* **The exercise**
Copy out each line of the data holding "type".

——————————

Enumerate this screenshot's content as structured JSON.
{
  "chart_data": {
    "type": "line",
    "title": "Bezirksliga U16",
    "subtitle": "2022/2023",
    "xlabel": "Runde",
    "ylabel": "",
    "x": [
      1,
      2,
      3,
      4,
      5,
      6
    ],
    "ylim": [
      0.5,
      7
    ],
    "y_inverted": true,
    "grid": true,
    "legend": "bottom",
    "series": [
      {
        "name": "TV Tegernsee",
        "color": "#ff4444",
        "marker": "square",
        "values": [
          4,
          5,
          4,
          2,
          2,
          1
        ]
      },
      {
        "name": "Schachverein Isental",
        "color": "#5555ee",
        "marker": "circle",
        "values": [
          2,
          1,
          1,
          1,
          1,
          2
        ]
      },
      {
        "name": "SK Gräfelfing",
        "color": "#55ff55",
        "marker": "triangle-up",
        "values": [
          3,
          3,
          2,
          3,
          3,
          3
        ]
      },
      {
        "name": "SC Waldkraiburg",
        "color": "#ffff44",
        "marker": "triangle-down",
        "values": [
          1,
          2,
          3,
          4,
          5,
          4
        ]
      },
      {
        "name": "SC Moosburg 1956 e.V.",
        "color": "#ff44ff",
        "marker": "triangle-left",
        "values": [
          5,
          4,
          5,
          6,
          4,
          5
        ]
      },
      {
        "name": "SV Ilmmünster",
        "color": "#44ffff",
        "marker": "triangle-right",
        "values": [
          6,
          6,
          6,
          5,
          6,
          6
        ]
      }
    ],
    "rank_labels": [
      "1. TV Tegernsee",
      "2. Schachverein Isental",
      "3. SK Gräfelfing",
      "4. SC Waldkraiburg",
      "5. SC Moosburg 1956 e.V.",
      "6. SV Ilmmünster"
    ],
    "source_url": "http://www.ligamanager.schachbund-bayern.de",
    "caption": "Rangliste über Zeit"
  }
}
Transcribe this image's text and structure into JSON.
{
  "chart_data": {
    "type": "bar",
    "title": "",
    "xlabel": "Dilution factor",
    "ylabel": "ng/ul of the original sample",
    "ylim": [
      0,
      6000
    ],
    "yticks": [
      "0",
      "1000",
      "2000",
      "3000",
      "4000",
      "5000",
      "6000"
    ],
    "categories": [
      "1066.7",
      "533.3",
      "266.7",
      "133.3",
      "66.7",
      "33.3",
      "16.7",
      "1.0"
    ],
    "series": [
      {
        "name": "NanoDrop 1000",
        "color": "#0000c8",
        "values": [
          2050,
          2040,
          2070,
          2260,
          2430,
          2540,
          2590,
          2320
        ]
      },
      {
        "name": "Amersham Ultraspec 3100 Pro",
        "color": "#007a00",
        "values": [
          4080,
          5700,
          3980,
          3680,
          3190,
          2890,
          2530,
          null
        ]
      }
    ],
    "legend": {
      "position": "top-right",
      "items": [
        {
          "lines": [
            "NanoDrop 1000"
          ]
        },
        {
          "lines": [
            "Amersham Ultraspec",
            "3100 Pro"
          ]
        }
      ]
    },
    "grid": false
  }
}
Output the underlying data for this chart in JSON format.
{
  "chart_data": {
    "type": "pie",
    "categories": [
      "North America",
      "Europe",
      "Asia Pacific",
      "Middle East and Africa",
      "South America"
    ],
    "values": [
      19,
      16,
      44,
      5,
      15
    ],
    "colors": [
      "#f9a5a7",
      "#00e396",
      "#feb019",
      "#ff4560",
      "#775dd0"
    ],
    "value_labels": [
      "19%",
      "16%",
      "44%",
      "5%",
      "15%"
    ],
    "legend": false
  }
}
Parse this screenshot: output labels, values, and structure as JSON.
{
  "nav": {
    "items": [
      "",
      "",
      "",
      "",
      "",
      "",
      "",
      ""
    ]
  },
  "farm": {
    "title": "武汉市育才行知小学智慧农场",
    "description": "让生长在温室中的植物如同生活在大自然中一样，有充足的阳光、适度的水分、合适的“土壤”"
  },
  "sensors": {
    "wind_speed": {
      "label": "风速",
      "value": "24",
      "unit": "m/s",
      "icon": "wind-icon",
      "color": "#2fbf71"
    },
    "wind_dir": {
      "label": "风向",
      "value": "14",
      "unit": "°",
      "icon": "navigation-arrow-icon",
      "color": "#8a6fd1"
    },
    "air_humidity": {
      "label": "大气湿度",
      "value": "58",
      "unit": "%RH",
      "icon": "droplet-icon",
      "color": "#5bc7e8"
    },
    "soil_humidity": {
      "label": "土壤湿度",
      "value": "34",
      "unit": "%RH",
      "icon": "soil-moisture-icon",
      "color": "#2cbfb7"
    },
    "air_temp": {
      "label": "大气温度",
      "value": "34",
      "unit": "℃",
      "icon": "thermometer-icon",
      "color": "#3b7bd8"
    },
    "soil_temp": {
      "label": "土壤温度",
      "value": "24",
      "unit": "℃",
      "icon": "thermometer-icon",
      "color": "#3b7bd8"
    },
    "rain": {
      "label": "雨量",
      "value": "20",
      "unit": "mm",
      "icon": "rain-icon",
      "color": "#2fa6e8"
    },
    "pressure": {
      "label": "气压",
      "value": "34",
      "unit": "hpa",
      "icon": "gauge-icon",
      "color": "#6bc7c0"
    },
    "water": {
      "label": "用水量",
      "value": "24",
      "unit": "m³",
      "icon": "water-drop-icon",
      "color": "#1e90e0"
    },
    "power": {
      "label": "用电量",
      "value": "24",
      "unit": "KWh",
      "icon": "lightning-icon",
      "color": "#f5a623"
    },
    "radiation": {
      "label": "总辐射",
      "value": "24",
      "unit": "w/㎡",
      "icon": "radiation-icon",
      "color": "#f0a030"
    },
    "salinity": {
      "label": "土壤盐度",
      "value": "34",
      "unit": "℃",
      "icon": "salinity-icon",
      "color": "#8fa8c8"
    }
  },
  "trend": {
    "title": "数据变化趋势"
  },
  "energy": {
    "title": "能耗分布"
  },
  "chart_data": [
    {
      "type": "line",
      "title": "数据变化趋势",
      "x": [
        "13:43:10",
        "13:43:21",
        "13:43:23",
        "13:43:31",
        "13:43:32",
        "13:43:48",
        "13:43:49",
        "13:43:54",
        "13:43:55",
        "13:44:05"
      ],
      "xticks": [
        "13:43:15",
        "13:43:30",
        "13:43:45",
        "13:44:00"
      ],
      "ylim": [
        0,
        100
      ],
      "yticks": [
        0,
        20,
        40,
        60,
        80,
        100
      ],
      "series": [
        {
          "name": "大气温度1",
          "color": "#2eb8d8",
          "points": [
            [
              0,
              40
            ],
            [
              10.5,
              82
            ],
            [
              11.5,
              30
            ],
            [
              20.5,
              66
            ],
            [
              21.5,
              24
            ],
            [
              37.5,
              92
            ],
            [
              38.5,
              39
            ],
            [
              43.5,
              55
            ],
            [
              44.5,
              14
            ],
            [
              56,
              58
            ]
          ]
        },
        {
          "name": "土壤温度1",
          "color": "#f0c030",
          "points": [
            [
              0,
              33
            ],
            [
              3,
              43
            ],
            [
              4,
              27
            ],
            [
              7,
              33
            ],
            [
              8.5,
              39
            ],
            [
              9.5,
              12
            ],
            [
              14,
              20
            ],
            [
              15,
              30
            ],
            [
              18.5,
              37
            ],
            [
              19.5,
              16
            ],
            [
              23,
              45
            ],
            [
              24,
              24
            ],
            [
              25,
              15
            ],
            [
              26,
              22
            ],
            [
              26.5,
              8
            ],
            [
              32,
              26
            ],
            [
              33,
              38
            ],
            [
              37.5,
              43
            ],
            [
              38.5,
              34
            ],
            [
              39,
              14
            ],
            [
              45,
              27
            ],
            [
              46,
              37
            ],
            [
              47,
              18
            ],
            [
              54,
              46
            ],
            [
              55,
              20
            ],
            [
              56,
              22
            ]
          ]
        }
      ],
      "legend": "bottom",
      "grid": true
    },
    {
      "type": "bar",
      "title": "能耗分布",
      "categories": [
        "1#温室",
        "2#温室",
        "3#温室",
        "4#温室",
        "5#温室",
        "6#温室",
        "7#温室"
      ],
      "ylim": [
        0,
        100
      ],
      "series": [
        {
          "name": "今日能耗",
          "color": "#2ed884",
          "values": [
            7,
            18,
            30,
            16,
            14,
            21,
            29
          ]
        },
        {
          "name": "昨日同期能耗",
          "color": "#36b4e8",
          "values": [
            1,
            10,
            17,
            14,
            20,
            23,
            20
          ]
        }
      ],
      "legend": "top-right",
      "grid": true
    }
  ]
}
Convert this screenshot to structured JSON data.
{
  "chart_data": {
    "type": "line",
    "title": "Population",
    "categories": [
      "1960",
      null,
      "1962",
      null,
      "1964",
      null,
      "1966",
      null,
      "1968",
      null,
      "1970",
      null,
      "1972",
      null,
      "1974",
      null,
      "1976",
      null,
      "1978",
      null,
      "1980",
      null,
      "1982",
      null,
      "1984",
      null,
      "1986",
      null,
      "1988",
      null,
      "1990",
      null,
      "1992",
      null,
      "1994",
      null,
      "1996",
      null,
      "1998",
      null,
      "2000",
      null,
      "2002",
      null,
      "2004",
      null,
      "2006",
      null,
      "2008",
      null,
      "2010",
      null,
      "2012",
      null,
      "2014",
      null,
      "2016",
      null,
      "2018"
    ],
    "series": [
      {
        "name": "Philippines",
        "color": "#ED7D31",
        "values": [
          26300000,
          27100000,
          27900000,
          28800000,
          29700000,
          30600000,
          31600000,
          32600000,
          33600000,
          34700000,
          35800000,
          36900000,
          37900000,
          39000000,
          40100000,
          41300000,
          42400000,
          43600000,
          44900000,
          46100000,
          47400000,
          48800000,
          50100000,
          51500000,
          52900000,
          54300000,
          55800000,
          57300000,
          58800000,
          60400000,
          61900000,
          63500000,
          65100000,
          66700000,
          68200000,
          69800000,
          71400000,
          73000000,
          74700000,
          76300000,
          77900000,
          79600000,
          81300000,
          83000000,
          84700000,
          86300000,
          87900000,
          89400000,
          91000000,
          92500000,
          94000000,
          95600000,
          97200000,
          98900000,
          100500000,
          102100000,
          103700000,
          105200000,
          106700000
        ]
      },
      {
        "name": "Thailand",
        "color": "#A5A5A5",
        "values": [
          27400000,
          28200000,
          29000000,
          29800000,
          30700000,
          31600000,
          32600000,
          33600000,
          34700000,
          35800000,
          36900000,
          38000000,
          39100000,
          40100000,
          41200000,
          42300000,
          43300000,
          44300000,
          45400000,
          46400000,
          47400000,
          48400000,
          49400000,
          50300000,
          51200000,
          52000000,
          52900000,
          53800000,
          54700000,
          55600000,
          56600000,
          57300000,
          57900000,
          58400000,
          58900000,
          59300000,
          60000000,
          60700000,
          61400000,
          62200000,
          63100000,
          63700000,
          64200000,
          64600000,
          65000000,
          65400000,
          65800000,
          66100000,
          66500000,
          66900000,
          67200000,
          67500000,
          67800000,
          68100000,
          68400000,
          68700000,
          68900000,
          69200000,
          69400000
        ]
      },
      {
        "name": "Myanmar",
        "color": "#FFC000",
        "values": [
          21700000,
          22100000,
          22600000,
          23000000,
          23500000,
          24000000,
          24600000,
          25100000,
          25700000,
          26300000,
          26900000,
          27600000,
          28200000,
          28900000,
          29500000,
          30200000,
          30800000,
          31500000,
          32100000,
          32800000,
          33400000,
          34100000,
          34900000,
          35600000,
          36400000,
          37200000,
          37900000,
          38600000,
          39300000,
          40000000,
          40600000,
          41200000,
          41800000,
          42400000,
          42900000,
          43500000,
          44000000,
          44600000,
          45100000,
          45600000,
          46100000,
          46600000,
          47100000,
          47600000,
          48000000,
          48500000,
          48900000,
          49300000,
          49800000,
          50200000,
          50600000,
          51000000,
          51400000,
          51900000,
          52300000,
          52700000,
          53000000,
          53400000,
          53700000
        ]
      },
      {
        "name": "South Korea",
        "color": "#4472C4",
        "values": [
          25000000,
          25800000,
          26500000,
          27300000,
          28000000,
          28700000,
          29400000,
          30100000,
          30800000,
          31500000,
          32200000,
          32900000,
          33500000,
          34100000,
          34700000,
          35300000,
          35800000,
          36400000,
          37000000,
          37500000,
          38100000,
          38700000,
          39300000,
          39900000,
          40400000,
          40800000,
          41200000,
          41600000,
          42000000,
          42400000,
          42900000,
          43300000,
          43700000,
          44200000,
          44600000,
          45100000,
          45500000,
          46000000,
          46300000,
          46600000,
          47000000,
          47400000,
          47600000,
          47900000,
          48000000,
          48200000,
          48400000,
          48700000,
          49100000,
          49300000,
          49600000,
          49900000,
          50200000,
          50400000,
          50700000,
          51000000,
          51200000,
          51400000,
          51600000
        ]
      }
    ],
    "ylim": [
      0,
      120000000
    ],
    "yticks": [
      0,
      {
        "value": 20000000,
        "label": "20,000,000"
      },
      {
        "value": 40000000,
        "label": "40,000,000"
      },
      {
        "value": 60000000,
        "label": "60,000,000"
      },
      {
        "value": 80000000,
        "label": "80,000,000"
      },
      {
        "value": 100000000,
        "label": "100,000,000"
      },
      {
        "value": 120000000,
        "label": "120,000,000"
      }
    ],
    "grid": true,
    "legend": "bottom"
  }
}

——————————

* **Solution for this exercise**
    "type": "line",
    "type": "bar",
    "type": "pie",
      "type": "line",
      "type": "bar",
    "type": "line",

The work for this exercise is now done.